*INSTRUCTIONS TO FOLLOW*.
Answer from the passage on Guibert:
(a) How many years before the writer was Guibert born?
(b) In the Ponge quotation, which subject does Ponge say he chooses?
(c) What title does the passage give for Guibert's journals?

I might as well mention some impediments. I can’t write about Guibert without mentioning his beautiful face: His literary greatness is tied, Laocoön style, to his attractiveness. I can’t write about Guibert without noting the historical coincidence that he’s dead and I’m not: He was born only three years before me. And I can’t objectively evaluate the work of a writer I take personally and envy, though I can’t entirely wish to trade places with a man—however much he qualifies as an idealizable hyacinth—who died so young.

Must I admit impediments—or, as Francis Ponge put it, “open a notebook”—to write a simple essay? No essay is ever simple. Listen to Ponge: “I never choose the easiest subjects; that’s why I choose the mimosa. And since it’s a very difficult subject, I must open a notebook.”

Time to plunge into the explanatory task. End of notebook.

Genet’s work might have taught the young Guibert to connect violence and desire, or maybe the wunderkind figured it out for himself. With or without tutelage, he quickly discovered how to worship a beautiful body while also wishing to despoil it. Punctures and holes gave him literary energy; gold-panner, he remapped the male body (not famous for its holes) as a gap-ridden and therefore ontologically profound locale. To acknowledge plural orifices is to acquire, if not agency, then majesty, complexity, cavernousness, tingle, introspection, enigma. And therefore Guibert (with Guy Hocquenghem, Michel Foucault, Tony Duvert, Dennis Cooper, Pierre Guyotat) sought to write hole-conscious fiction and theory, a prose eager for rifts in maleness wherever those rifts could be found.

Guibert’s journals, The Mausoleum of Lovers, form a vast arena of such holes—an operating theater, a humming phalanstery; filled, yes, with jetting, penetration, jacking off, and with anuses that are distinctly male—but also writing these hot zones in time and not as monolithic forces, writing these pricks and surges of desire as mistakes, falls from grace, and narrative absences. Where story falls apart, Guibert’s journal begins; where an erection happens, writing becomes futile but also gains the energy to articulate its own futility. Erection—occasion for journal-writing—announces not a triumphant arrival but an aporia, a goof, a misprision, a chance to stumble into impossible, irresolute speech.

*LISTED RECORDS*.

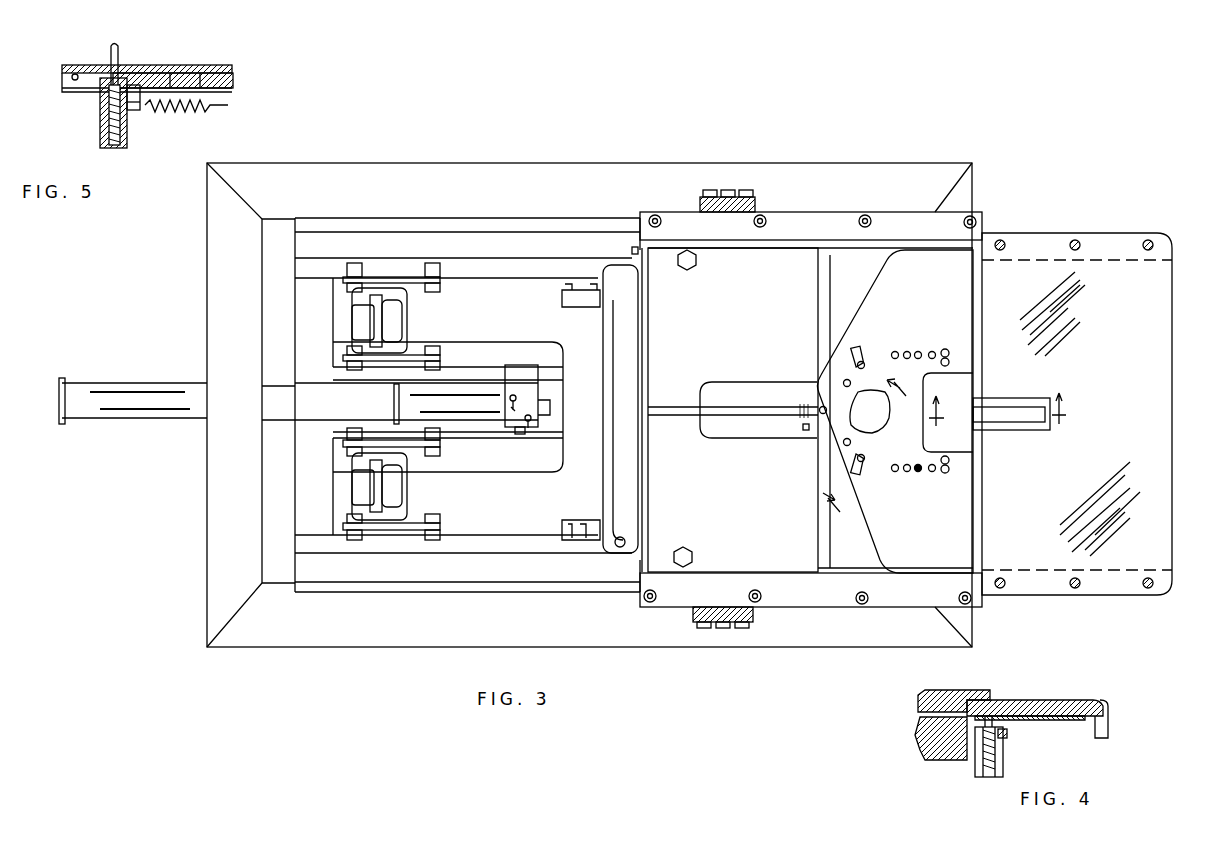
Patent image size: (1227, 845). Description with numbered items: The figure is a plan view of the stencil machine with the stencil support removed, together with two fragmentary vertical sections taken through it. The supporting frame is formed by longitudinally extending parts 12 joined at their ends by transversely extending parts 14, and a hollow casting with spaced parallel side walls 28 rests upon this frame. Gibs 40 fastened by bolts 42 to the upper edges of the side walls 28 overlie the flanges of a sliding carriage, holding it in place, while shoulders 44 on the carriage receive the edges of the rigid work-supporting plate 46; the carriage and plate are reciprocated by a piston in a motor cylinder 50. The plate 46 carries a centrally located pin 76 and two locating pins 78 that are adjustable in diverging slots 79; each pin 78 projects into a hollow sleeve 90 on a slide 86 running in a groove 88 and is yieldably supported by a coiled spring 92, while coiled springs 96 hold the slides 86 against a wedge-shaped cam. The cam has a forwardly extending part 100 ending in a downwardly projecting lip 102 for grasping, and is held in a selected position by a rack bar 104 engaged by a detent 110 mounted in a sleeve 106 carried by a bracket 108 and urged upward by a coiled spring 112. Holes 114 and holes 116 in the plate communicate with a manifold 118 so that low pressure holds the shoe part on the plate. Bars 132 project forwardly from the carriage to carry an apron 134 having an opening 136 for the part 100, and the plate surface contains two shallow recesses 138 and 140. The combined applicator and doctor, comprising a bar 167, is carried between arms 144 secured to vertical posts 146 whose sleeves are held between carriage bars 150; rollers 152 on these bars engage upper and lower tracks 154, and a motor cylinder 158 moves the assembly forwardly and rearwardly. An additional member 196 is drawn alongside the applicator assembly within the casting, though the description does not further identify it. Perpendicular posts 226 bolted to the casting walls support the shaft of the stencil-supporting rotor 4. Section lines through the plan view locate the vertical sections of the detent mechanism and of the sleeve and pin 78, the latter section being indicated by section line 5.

In FIG. 3, the longitudinally extending parts 12 is at (478, 165).
In FIG. 3, the transversely extending parts 14 is at (218, 490).
In FIG. 3, the side walls 28 is at (537, 217).
In FIG. 3, the gibs 40 is at (815, 217).
In FIG. 3, the bolts 42 is at (656, 215).
In FIG. 3, the shoulders 44 is at (855, 572).
In FIG. 3, the work-supporting plate 46 is at (928, 555).
In FIG. 3, the motor cylinder 50 is at (408, 398).
In FIG. 3, the centrally located pin 76 is at (816, 384).
In FIG. 3, the locating pins 78 is at (864, 353).
In FIG. 5, the locating pins 78 is at (118, 45).
In FIG. 3, the slots 79 is at (854, 347).
In FIG. 5, the slides 86 is at (183, 78).
In FIG. 5, the grooves 88 is at (70, 70).
In FIG. 5, the hollow sleeve 90 is at (100, 110).
In FIG. 5, the coiled spring 92 is at (130, 105).
In FIG. 5, the coiled springs 96 is at (182, 115).
In FIG. 4, the forwardly extending part 100 is at (1002, 703).
In FIG. 4, the downwardly projecting lip 102 is at (1108, 734).
In FIG. 4, the rack bar 104 is at (1055, 708).
In FIG. 4, the sleeve 106 is at (1000, 758).
In FIG. 4, the bracket 108 is at (1010, 735).
In FIG. 4, the detent 110 is at (1000, 719).
In FIG. 4, the coiled spring 112 is at (982, 758).
In FIG. 3, the holes 114 is at (912, 353).
In FIG. 3, the holes 116 is at (845, 381).
In FIG. 4, the manifold 118 is at (918, 738).
In FIG. 3, the bars 132 is at (1128, 262).
In FIG. 3, the apron 134 is at (1150, 483).
In FIG. 3, the opening 136 is at (1030, 405).
In FIG. 3, the recess 138 is at (975, 393).
In FIG. 3, the recess 140 is at (882, 430).
In FIG. 3, the arms 144 is at (470, 312).
In FIG. 3, the posts 146 is at (385, 492).
In FIG. 3, the carriage bars 150 is at (436, 452).
In FIG. 3, the rollers 152 is at (345, 440).
In FIG. 3, the tracks 154 is at (438, 272).
In FIG. 3, the motor cylinder 158 is at (108, 385).
In FIG. 3, the bar 167 is at (598, 421).
In FIG. 3, the bracket 196 is at (602, 268).
In FIG. 3, the posts 226 is at (703, 190).
In FIG. 3, the stencil-supporting rotor 4 is at (998, 416).
In FIG. 3, the section line 5 is at (869, 448).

*WRITTEN RESPONSE*.
(a) Three years.
(b) The mimosa.
(c) The Mausoleum of Lovers.